:: Dataset excerpts

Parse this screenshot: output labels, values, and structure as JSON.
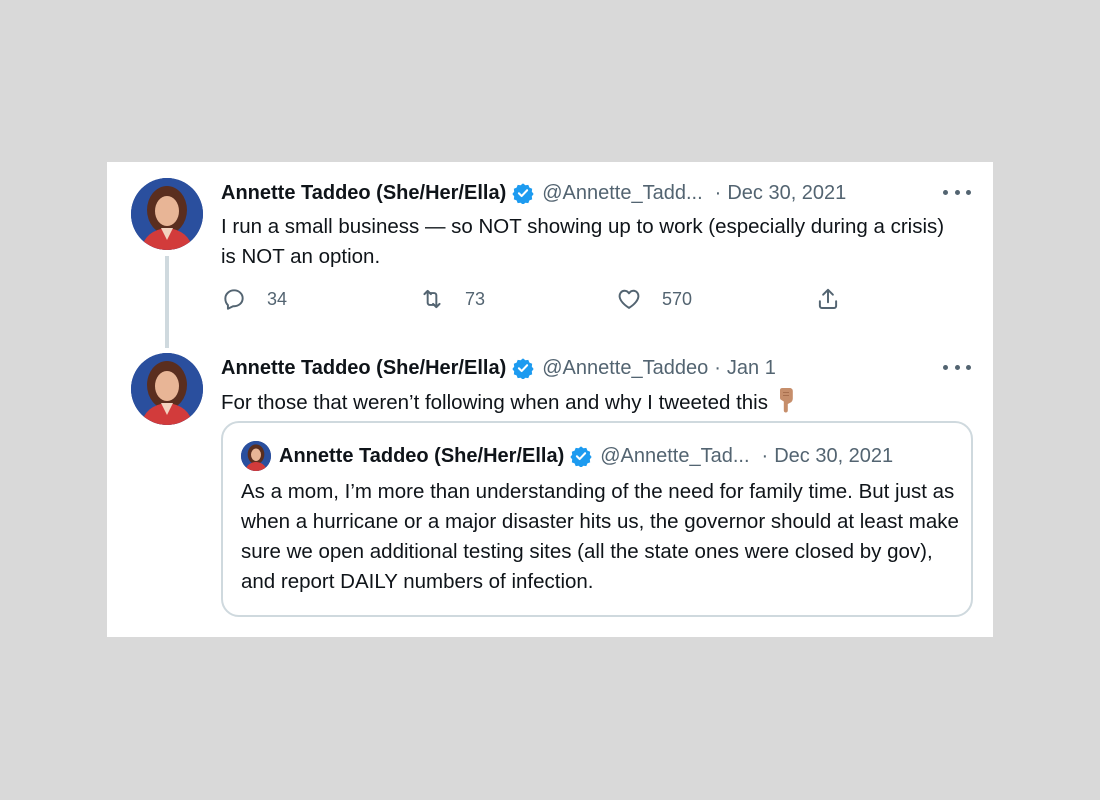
{
  "tweets": [
    {
      "author_name": "Annette Taddeo (She/Her/Ella)",
      "handle": "@Annette_Tadd...",
      "separator": "·",
      "date": "Dec 30, 2021",
      "text": "I run a small business — so NOT showing up to work (especially during a crisis) is NOT an option.",
      "stats": {
        "replies": "34",
        "retweets": "73",
        "likes": "570"
      }
    },
    {
      "author_name": "Annette Taddeo (She/Her/Ella)",
      "handle": "@Annette_Taddeo",
      "separator": "·",
      "date": "Jan 1",
      "text": "For those that weren’t following when and why I tweeted this"
    }
  ],
  "quoted": {
    "author_name": "Annette Taddeo (She/Her/Ella)",
    "handle": "@Annette_Tad...",
    "separator": "·",
    "date": "Dec 30, 2021",
    "text": "As a mom, I’m more than understanding of the need for family time. But just as when a hurricane or a major disaster hits us, the governor should at least make sure we open additional testing sites (all the state ones were closed by gov), and report  DAILY numbers of infection."
  },
  "icons": {
    "verified": "verified-badge-icon",
    "reply": "reply-icon",
    "retweet": "retweet-icon",
    "like": "heart-icon",
    "share": "share-icon",
    "more": "more-icon",
    "emoji": "backhand-index-pointing-down-icon"
  },
  "colors": {
    "background": "#d9d9d9",
    "card": "#ffffff",
    "text": "#0f1419",
    "secondary": "#536471",
    "verified": "#1d9bf0",
    "border": "#cfd9de"
  }
}
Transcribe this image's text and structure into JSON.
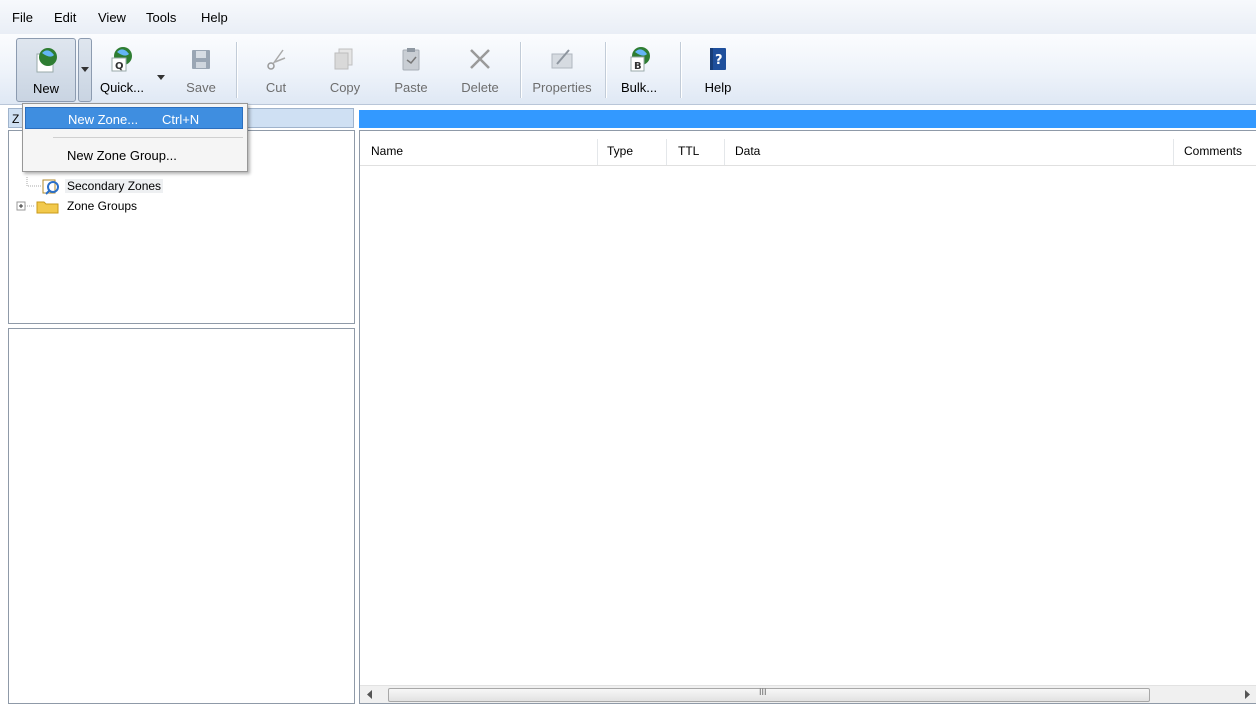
{
  "menu": [
    "File",
    "Edit",
    "View",
    "Tools",
    "Help"
  ],
  "toolbar": {
    "new": "New",
    "quick": "Quick...",
    "save": "Save",
    "cut": "Cut",
    "copy": "Copy",
    "paste": "Paste",
    "delete": "Delete",
    "properties": "Properties",
    "bulk": "Bulk...",
    "help": "Help"
  },
  "zone_header": "Z",
  "tree": {
    "items": [
      {
        "label": "Secondary Zones",
        "icon": "secondary-zone-icon"
      },
      {
        "label": "Zone Groups",
        "icon": "folder-icon"
      }
    ]
  },
  "dropdown": {
    "items": [
      {
        "label": "New Zone...",
        "shortcut": "Ctrl+N"
      },
      {
        "label": "New Zone Group...",
        "shortcut": ""
      }
    ]
  },
  "list": {
    "columns": [
      "Name",
      "Type",
      "TTL",
      "Data",
      "Comments"
    ]
  },
  "scroll": {
    "grip": "III"
  },
  "colors": {
    "selection": "#3399ff",
    "menu_highlight": "#3f8ee0"
  }
}
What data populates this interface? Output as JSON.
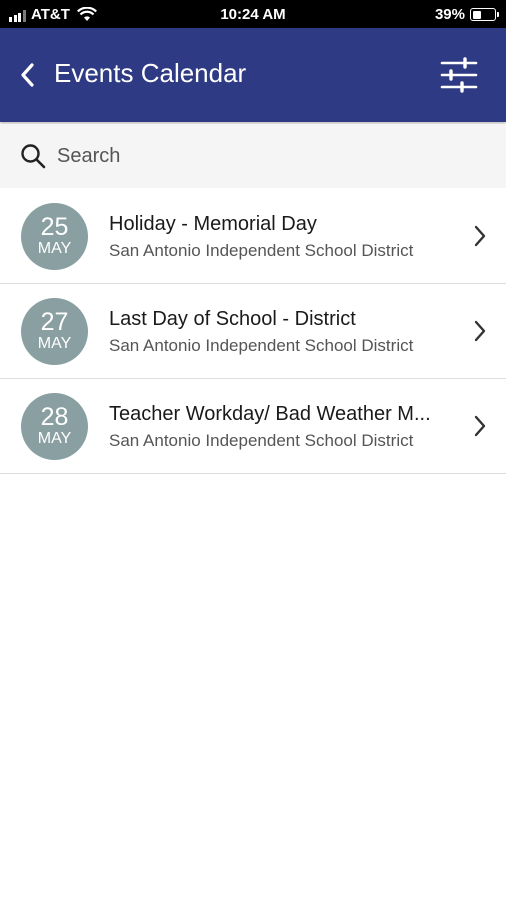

::::

**Stated exercise:** Except for the pictures, print the data above exactly.

**Written response:**
Parse this screenshot: output labels, values, and structure as JSON.
{
  "tweets": [
    {
      "author_name": "Annette Taddeo (She/Her/Ella)",
      "handle": "@Annette_Tadd...",
      "separator": "·",
      "date": "Dec 30, 2021",
      "text": "I run a small business — so NOT showing up to work (especially during a crisis) is NOT an option.",
      "stats": {
        "replies": "34",
        "retweets": "73",
        "likes": "570"
      }
    },
    {
      "author_name": "Annette Taddeo (She/Her/Ella)",
      "handle": "@Annette_Taddeo",
      "separator": "·",
      "date": "Jan 1",
      "text": "For those that weren’t following when and why I tweeted this"
    }
  ],
  "quoted": {
    "author_name": "Annette Taddeo (She/Her/Ella)",
    "handle": "@Annette_Tad...",
    "separator": "·",
    "date": "Dec 30, 2021",
    "text": "As a mom, I’m more than understanding of the need for family time. But just as when a hurricane or a major disaster hits us, the governor should at least make sure we open additional testing sites (all the state ones were closed by gov), and report  DAILY numbers of infection."
  },
  "icons": {
    "verified": "verified-badge-icon",
    "reply": "reply-icon",
    "retweet": "retweet-icon",
    "like": "heart-icon",
    "share": "share-icon",
    "more": "more-icon",
    "emoji": "backhand-index-pointing-down-icon"
  },
  "colors": {
    "background": "#d9d9d9",
    "card": "#ffffff",
    "text": "#0f1419",
    "secondary": "#536471",
    "verified": "#1d9bf0",
    "border": "#cfd9de"
  }
}
Transcribe this image's text and structure into JSON.
{
  "menu": [
    "File",
    "Edit",
    "View",
    "Tools",
    "Help"
  ],
  "toolbar": {
    "new": "New",
    "quick": "Quick...",
    "save": "Save",
    "cut": "Cut",
    "copy": "Copy",
    "paste": "Paste",
    "delete": "Delete",
    "properties": "Properties",
    "bulk": "Bulk...",
    "help": "Help"
  },
  "zone_header": "Z",
  "tree": {
    "items": [
      {
        "label": "Secondary Zones",
        "icon": "secondary-zone-icon"
      },
      {
        "label": "Zone Groups",
        "icon": "folder-icon"
      }
    ]
  },
  "dropdown": {
    "items": [
      {
        "label": "New Zone...",
        "shortcut": "Ctrl+N"
      },
      {
        "label": "New Zone Group...",
        "shortcut": ""
      }
    ]
  },
  "list": {
    "columns": [
      "Name",
      "Type",
      "TTL",
      "Data",
      "Comments"
    ]
  },
  "scroll": {
    "grip": "III"
  },
  "colors": {
    "selection": "#3399ff",
    "menu_highlight": "#3f8ee0"
  }
}
What data populates this interface? Output as JSON.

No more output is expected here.